> _INPUT RECORDS_:

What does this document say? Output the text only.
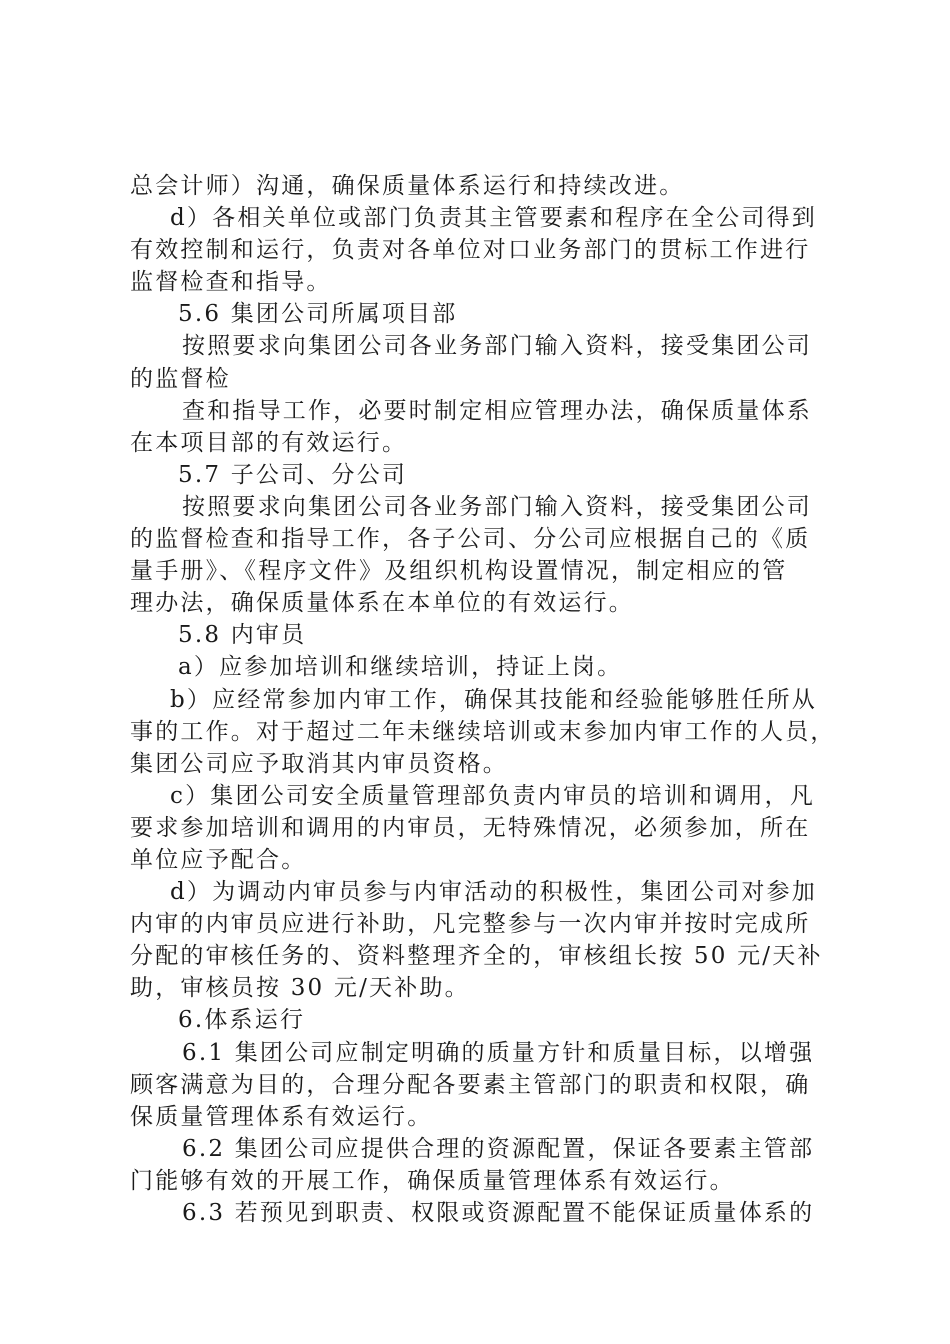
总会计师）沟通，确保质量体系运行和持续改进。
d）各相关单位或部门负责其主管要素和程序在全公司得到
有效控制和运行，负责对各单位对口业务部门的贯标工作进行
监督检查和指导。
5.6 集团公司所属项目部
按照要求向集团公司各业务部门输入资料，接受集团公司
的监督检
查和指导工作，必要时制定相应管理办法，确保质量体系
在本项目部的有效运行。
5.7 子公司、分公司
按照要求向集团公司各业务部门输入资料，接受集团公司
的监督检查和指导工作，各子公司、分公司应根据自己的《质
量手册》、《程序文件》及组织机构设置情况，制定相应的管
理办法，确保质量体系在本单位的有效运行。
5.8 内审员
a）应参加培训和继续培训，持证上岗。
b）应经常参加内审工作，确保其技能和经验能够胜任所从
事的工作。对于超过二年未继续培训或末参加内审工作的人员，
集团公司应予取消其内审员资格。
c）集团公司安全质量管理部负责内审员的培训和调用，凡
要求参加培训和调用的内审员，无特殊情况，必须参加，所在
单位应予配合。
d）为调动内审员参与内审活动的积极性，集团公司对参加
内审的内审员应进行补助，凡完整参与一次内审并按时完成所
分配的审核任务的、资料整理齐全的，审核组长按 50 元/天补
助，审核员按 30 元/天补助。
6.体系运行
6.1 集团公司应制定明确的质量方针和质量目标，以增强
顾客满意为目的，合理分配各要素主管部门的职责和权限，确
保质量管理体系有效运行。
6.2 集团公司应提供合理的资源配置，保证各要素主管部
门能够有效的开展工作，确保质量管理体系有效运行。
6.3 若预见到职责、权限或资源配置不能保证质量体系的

> _THE TASK_: All entries are to be retyped exactly. Omit any embedded images.

> _WRITTEN RESPONSE_:
What does this document say? Output the text only.
总会计师）沟通，确保质量体系运行和持续改进。
d）各相关单位或部门负责其主管要素和程序在全公司得到
有效控制和运行，负责对各单位对口业务部门的贯标工作进行
监督检查和指导。
5.6 集团公司所属项目部
按照要求向集团公司各业务部门输入资料，接受集团公司
的监督检
查和指导工作，必要时制定相应管理办法，确保质量体系
在本项目部的有效运行。
5.7 子公司、分公司
按照要求向集团公司各业务部门输入资料，接受集团公司
的监督检查和指导工作，各子公司、分公司应根据自己的《质
量手册》、《程序文件》及组织机构设置情况，制定相应的管
理办法，确保质量体系在本单位的有效运行。
5.8 内审员
a）应参加培训和继续培训，持证上岗。
b）应经常参加内审工作，确保其技能和经验能够胜任所从
事的工作。对于超过二年未继续培训或末参加内审工作的人员，
集团公司应予取消其内审员资格。
c）集团公司安全质量管理部负责内审员的培训和调用，凡
要求参加培训和调用的内审员，无特殊情况，必须参加，所在
单位应予配合。
d）为调动内审员参与内审活动的积极性，集团公司对参加
内审的内审员应进行补助，凡完整参与一次内审并按时完成所
分配的审核任务的、资料整理齐全的，审核组长按 50 元/天补
助，审核员按 30 元/天补助。
6.体系运行
6.1 集团公司应制定明确的质量方针和质量目标，以增强
顾客满意为目的，合理分配各要素主管部门的职责和权限，确
保质量管理体系有效运行。
6.2 集团公司应提供合理的资源配置，保证各要素主管部
门能够有效的开展工作，确保质量管理体系有效运行。
6.3 若预见到职责、权限或资源配置不能保证质量体系的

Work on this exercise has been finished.